**TASK BRIEF**
What is the number of lines in the entries below that include the word "JSON"? Provide the number only.

**A run of records**
☆ ☆ ☆ ☆ ☆

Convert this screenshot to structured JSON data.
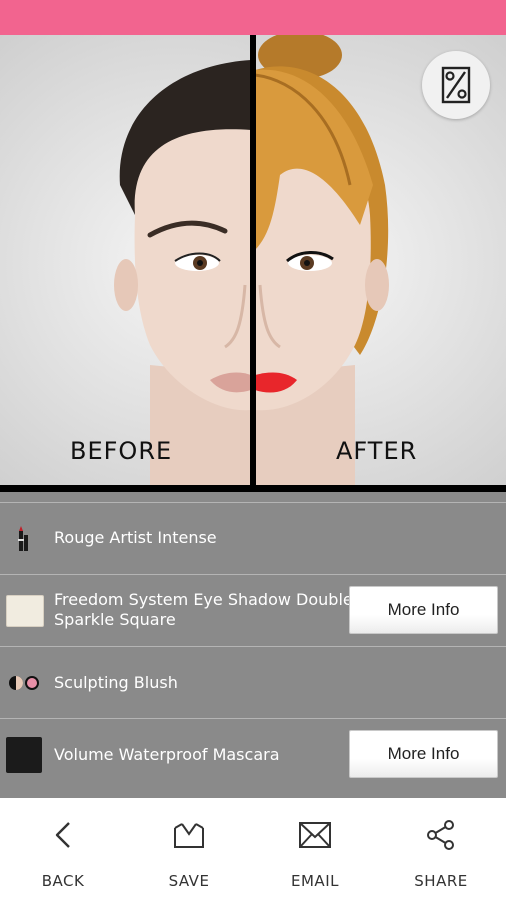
{
  "compare": {
    "before_label": "BEFORE",
    "after_label": "AFTER",
    "toggle_icon": "compare-toggle-icon"
  },
  "products": [
    {
      "name": "Rouge Artist Intense",
      "icon": "lipstick-icon",
      "more_info": ""
    },
    {
      "name_line1": "Freedom System Eye Shadow Double",
      "name_line2": "Sparkle Square",
      "icon": "eyeshadow-swatch-icon",
      "more_info": "More Info"
    },
    {
      "name": "Sculpting Blush",
      "icon": "blush-duo-icon",
      "more_info": ""
    },
    {
      "name": "Volume Waterproof Mascara",
      "icon": "mascara-icon",
      "more_info": "More Info"
    }
  ],
  "nav": {
    "back": "BACK",
    "save": "SAVE",
    "email": "EMAIL",
    "share": "SHARE"
  },
  "colors": {
    "top_bar": "#f2648f",
    "list_bg": "#8a8a8a",
    "lipstick": "#e8262b",
    "after_hair": "#c98a2e",
    "before_hair": "#2b2420"
  }
}
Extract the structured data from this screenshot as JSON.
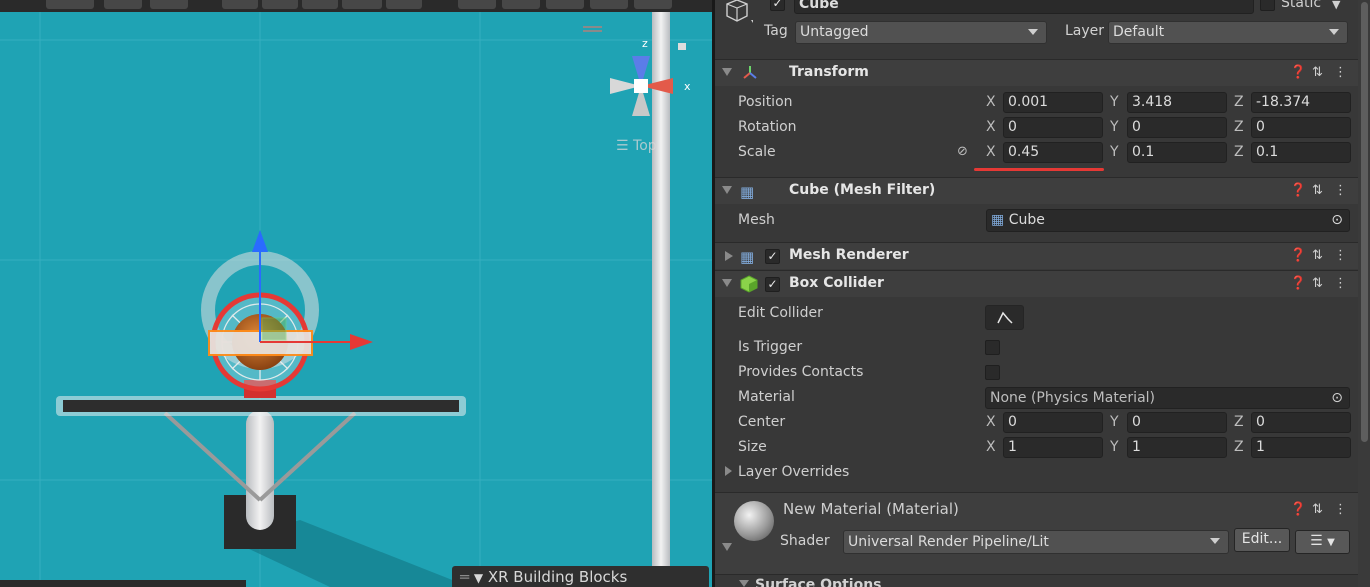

☆ ☆ ☆ ☆ ☆

**CORRECT RESPONSE**
2